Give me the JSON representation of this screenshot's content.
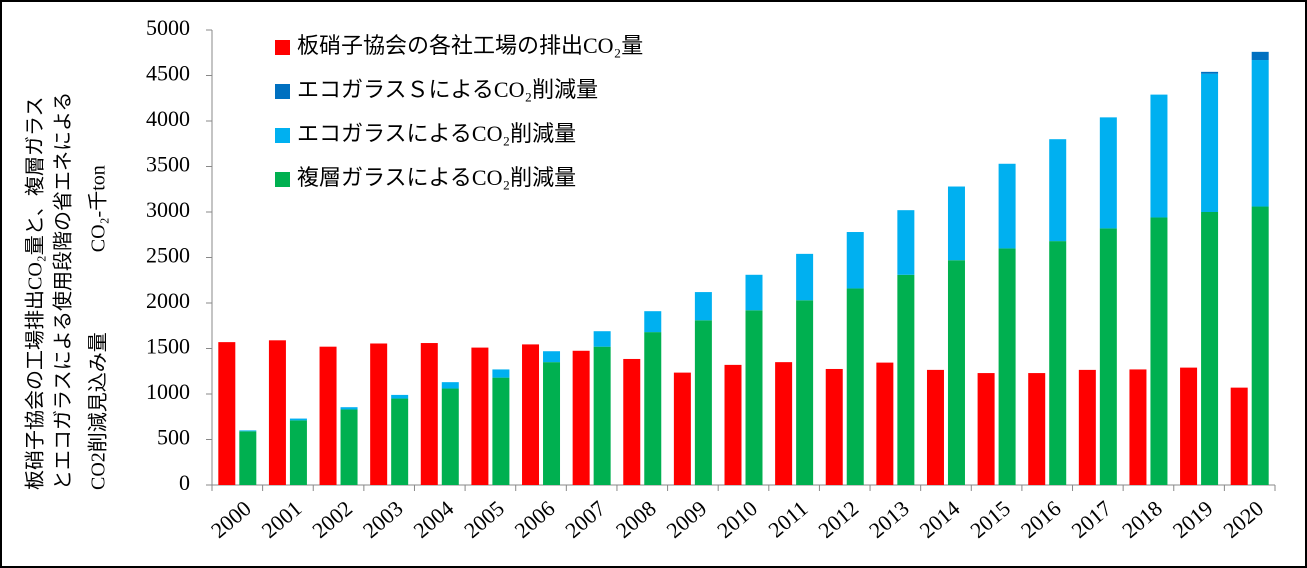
{
  "chart_data": {
    "type": "bar",
    "ylabel": [
      "板硝子協会の工場排出CO₂量と、複層ガラス",
      "とエコガラスによる使用段階の省エネによる",
      "CO2削減見込み量　　　　CO₂-千ton"
    ],
    "categories": [
      "2000",
      "2001",
      "2002",
      "2003",
      "2004",
      "2005",
      "2006",
      "2007",
      "2008",
      "2009",
      "2010",
      "2011",
      "2012",
      "2013",
      "2014",
      "2015",
      "2016",
      "2017",
      "2018",
      "2019",
      "2020"
    ],
    "series": [
      {
        "name": "板硝子協会の各社工場の排出CO₂量",
        "color": "#ff0000",
        "stacked": false,
        "values": [
          1570,
          1590,
          1520,
          1555,
          1560,
          1510,
          1545,
          1475,
          1385,
          1235,
          1320,
          1350,
          1275,
          1345,
          1265,
          1230,
          1230,
          1265,
          1270,
          1290,
          1070
        ]
      },
      {
        "name": "エコガラスＳによるCO₂削減量",
        "color": "#0070c0",
        "stacked": true,
        "values": [
          0,
          0,
          0,
          0,
          0,
          0,
          0,
          0,
          0,
          0,
          0,
          0,
          0,
          0,
          0,
          0,
          0,
          0,
          0,
          20,
          90
        ]
      },
      {
        "name": "エコガラスによるCO₂削減量",
        "color": "#00b0f0",
        "stacked": true,
        "values": [
          10,
          20,
          25,
          40,
          70,
          90,
          120,
          170,
          230,
          310,
          390,
          510,
          620,
          710,
          810,
          930,
          1120,
          1220,
          1350,
          1520,
          1610
        ]
      },
      {
        "name": "複層ガラスによるCO₂削減量",
        "color": "#00b050",
        "stacked": true,
        "values": [
          590,
          710,
          830,
          950,
          1060,
          1180,
          1350,
          1520,
          1680,
          1810,
          1920,
          2030,
          2160,
          2310,
          2470,
          2600,
          2680,
          2820,
          2940,
          3000,
          3060
        ]
      }
    ],
    "ylim": [
      0,
      5000
    ],
    "yticks": [
      0,
      500,
      1000,
      1500,
      2000,
      2500,
      3000,
      3500,
      4000,
      4500,
      5000
    ],
    "grid": false,
    "legend": "upper-left"
  }
}
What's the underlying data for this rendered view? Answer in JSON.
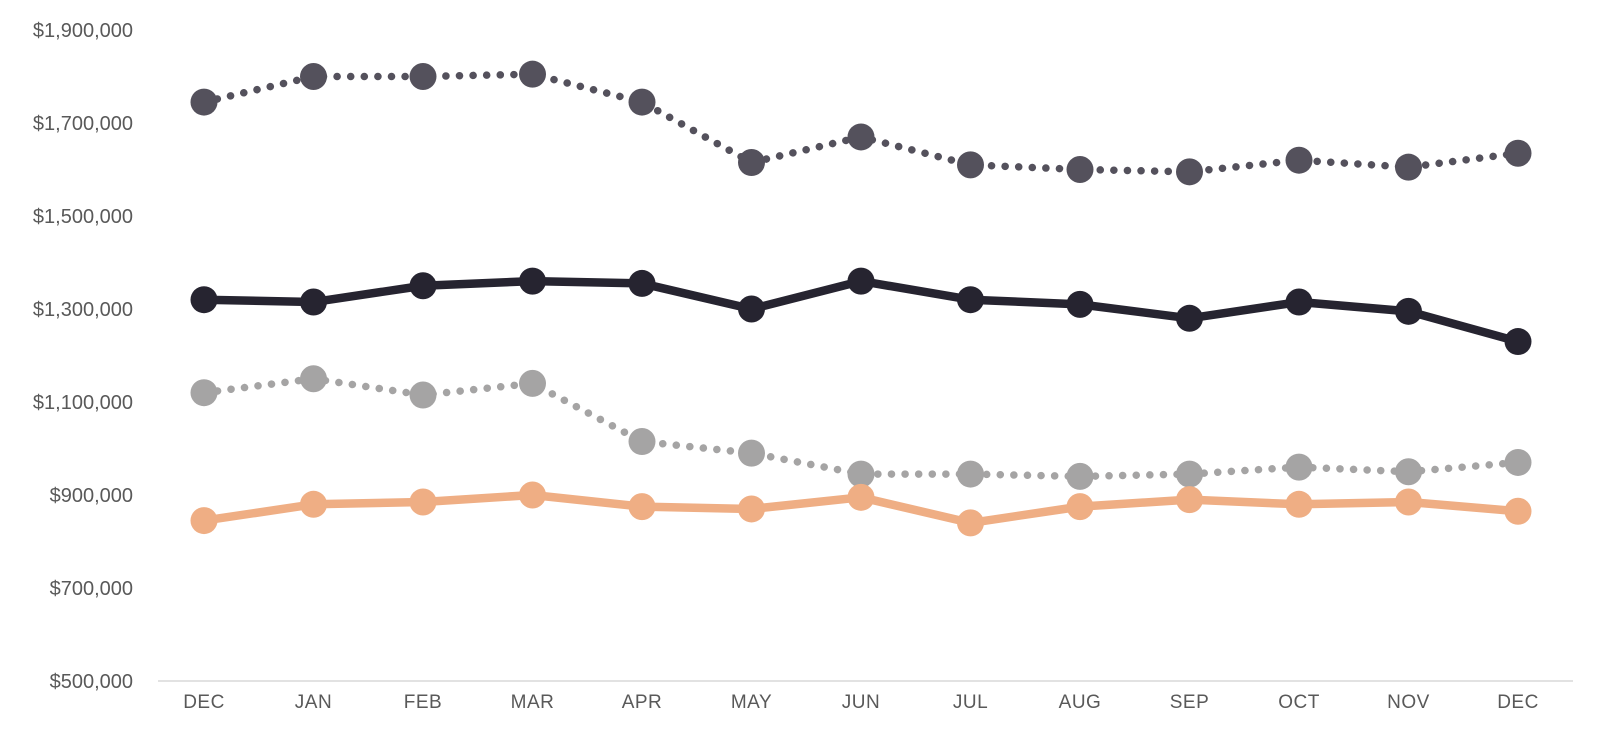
{
  "chart_data": {
    "type": "line",
    "title": "",
    "xlabel": "",
    "ylabel": "",
    "categories": [
      "DEC",
      "JAN",
      "FEB",
      "MAR",
      "APR",
      "MAY",
      "JUN",
      "JUL",
      "AUG",
      "SEP",
      "OCT",
      "NOV",
      "DEC"
    ],
    "series": [
      {
        "id": "dark-dotted-series",
        "style": "dotted",
        "color": "#54515C",
        "values": [
          1745000,
          1800000,
          1800000,
          1805000,
          1745000,
          1615000,
          1670000,
          1610000,
          1600000,
          1595000,
          1620000,
          1605000,
          1635000
        ]
      },
      {
        "id": "black-solid-series",
        "style": "solid",
        "color": "#262430",
        "values": [
          1320000,
          1315000,
          1350000,
          1360000,
          1355000,
          1300000,
          1360000,
          1320000,
          1310000,
          1280000,
          1315000,
          1295000,
          1230000
        ]
      },
      {
        "id": "gray-dotted-series",
        "style": "dotted",
        "color": "#A5A4A4",
        "values": [
          1120000,
          1150000,
          1115000,
          1140000,
          1015000,
          990000,
          945000,
          945000,
          940000,
          945000,
          960000,
          950000,
          970000
        ]
      },
      {
        "id": "peach-solid-series",
        "style": "solid",
        "color": "#EFAE84",
        "values": [
          845000,
          880000,
          885000,
          900000,
          875000,
          870000,
          895000,
          840000,
          875000,
          890000,
          880000,
          885000,
          865000
        ]
      }
    ],
    "y_tick_labels": [
      "$1,900,000",
      "$1,700,000",
      "$1,500,000",
      "$1,300,000",
      "$1,100,000",
      "$900,000",
      "$700,000",
      "$500,000"
    ],
    "ylim": [
      500000,
      1900000
    ],
    "ytick_step": 200000,
    "grid": false,
    "legend": "none",
    "axis_line_color": "#D9D9D9",
    "tick_label_color": "#595959",
    "background_color": "#FFFFFF"
  }
}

**Work to be completed:**
Select and copy every line of the material that holds the string "dotted".

**Exercise solution:**
        "id": "dark-dotted-series",
        "style": "dotted",
        "id": "gray-dotted-series",
        "style": "dotted",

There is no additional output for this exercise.